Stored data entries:

********************

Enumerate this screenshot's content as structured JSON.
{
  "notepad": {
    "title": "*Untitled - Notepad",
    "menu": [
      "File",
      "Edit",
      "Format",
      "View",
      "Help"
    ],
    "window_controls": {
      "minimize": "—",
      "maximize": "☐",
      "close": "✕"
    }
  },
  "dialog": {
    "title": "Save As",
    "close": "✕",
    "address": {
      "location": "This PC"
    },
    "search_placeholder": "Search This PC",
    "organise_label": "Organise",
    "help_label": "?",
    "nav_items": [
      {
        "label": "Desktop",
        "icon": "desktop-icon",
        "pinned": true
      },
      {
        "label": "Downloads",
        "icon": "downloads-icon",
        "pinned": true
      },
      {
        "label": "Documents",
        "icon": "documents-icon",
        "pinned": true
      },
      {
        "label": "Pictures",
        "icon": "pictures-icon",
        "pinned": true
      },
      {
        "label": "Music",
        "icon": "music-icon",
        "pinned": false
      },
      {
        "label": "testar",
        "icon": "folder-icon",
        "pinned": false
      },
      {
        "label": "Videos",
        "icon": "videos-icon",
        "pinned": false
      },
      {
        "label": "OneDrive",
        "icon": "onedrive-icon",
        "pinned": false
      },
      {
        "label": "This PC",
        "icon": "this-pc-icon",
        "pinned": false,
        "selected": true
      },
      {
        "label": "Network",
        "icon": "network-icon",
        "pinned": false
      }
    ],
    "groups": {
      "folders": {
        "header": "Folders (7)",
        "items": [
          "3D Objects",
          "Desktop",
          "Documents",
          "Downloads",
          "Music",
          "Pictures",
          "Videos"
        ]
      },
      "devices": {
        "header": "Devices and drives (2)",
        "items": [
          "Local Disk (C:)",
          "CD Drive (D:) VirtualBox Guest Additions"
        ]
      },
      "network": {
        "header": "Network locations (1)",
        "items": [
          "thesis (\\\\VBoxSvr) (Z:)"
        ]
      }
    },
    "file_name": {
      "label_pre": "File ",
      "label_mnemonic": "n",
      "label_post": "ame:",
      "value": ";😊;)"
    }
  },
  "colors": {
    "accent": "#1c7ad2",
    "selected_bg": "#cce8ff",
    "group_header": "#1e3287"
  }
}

********************

_TASK PROMPT_:
Print out the whole listing exactly as it appears.

_REPLY_:
Enumerate this screenshot's content as structured JSON.
{
  "notepad": {
    "title": "*Untitled - Notepad",
    "menu": [
      "File",
      "Edit",
      "Format",
      "View",
      "Help"
    ],
    "window_controls": {
      "minimize": "—",
      "maximize": "☐",
      "close": "✕"
    }
  },
  "dialog": {
    "title": "Save As",
    "close": "✕",
    "address": {
      "location": "This PC"
    },
    "search_placeholder": "Search This PC",
    "organise_label": "Organise",
    "help_label": "?",
    "nav_items": [
      {
        "label": "Desktop",
        "icon": "desktop-icon",
        "pinned": true
      },
      {
        "label": "Downloads",
        "icon": "downloads-icon",
        "pinned": true
      },
      {
        "label": "Documents",
        "icon": "documents-icon",
        "pinned": true
      },
      {
        "label": "Pictures",
        "icon": "pictures-icon",
        "pinned": true
      },
      {
        "label": "Music",
        "icon": "music-icon",
        "pinned": false
      },
      {
        "label": "testar",
        "icon": "folder-icon",
        "pinned": false
      },
      {
        "label": "Videos",
        "icon": "videos-icon",
        "pinned": false
      },
      {
        "label": "OneDrive",
        "icon": "onedrive-icon",
        "pinned": false
      },
      {
        "label": "This PC",
        "icon": "this-pc-icon",
        "pinned": false,
        "selected": true
      },
      {
        "label": "Network",
        "icon": "network-icon",
        "pinned": false
      }
    ],
    "groups": {
      "folders": {
        "header": "Folders (7)",
        "items": [
          "3D Objects",
          "Desktop",
          "Documents",
          "Downloads",
          "Music",
          "Pictures",
          "Videos"
        ]
      },
      "devices": {
        "header": "Devices and drives (2)",
        "items": [
          "Local Disk (C:)",
          "CD Drive (D:) VirtualBox Guest Additions"
        ]
      },
      "network": {
        "header": "Network locations (1)",
        "items": [
          "thesis (\\\\VBoxSvr) (Z:)"
        ]
      }
    },
    "file_name": {
      "label_pre": "File ",
      "label_mnemonic": "n",
      "label_post": "ame:",
      "value": ";😊;)"
    }
  },
  "colors": {
    "accent": "#1c7ad2",
    "selected_bg": "#cce8ff",
    "group_header": "#1e3287"
  }
}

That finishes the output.